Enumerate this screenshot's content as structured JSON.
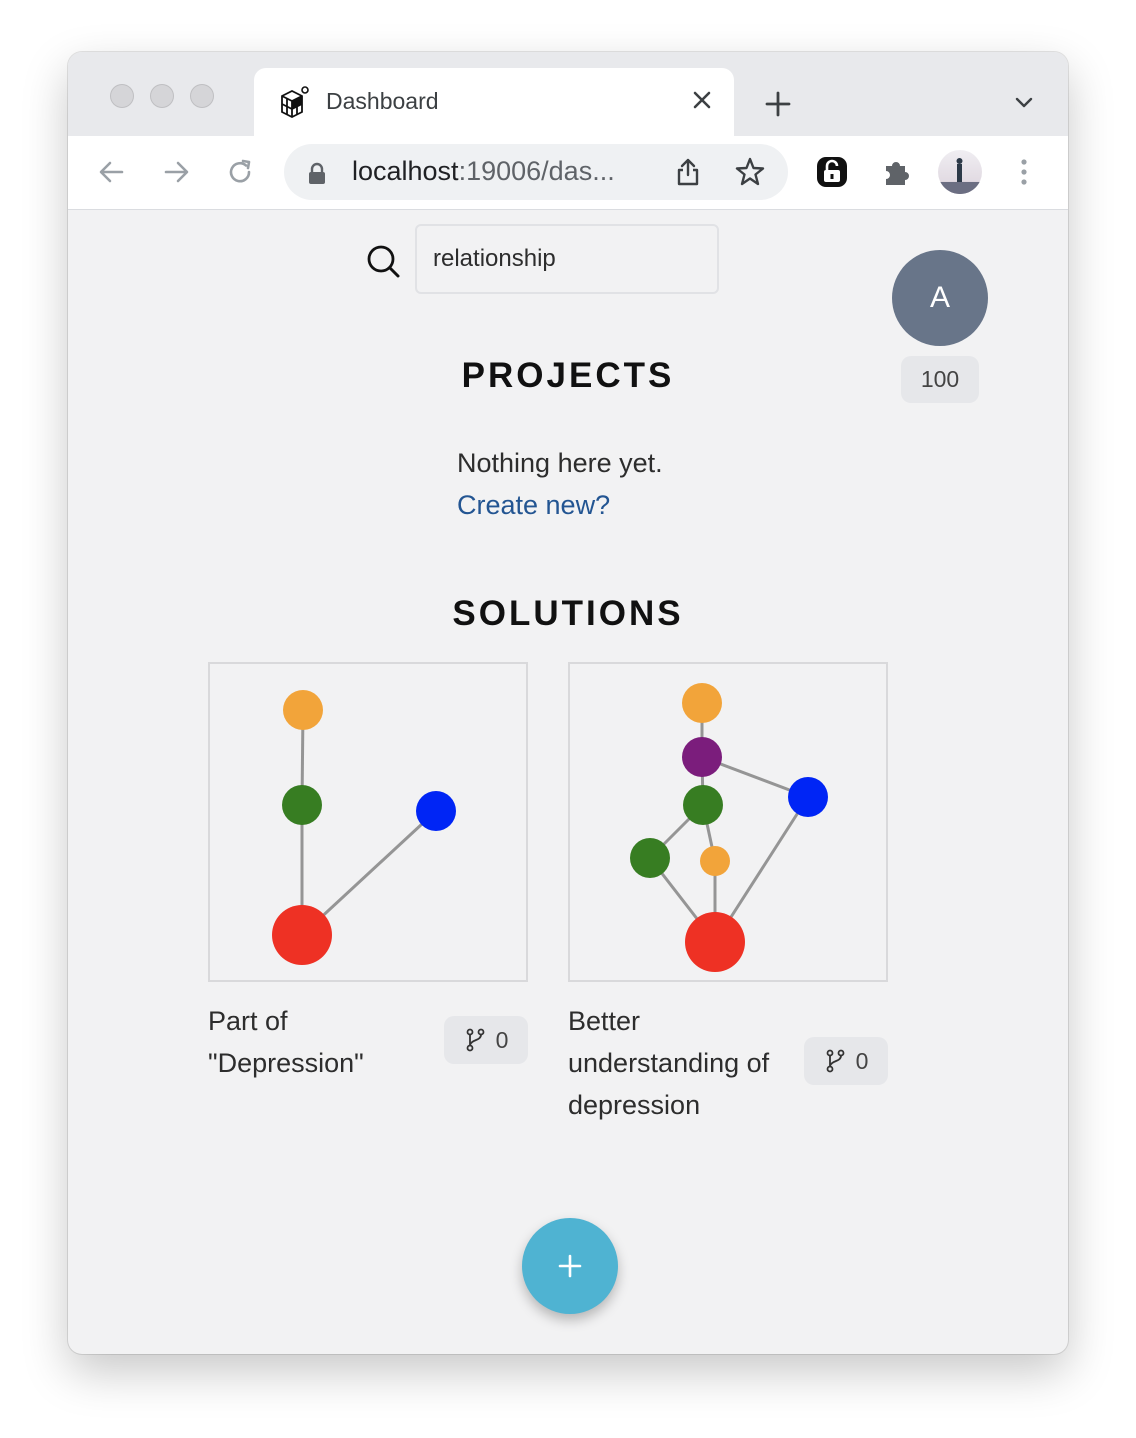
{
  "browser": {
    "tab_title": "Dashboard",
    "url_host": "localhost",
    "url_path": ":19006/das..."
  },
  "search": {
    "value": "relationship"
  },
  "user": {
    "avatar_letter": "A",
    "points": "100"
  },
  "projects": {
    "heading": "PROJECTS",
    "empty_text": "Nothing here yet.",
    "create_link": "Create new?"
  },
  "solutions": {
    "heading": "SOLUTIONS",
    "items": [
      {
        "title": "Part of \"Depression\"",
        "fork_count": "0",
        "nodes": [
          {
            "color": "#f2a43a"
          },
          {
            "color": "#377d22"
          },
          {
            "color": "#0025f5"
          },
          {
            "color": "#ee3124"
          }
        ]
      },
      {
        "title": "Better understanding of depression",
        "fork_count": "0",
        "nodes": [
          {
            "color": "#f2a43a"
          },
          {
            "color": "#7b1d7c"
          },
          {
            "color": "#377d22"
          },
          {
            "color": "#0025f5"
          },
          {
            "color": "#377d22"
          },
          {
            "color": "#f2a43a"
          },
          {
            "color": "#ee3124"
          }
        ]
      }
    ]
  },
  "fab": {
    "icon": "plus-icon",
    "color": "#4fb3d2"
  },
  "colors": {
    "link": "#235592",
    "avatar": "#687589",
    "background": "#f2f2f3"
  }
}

TASK TO CARRY OUT: Track down every line with the word "heading" and copy it.

TASK OUTPUT:
    "heading": "PROJECTS",
    "heading": "SOLUTIONS",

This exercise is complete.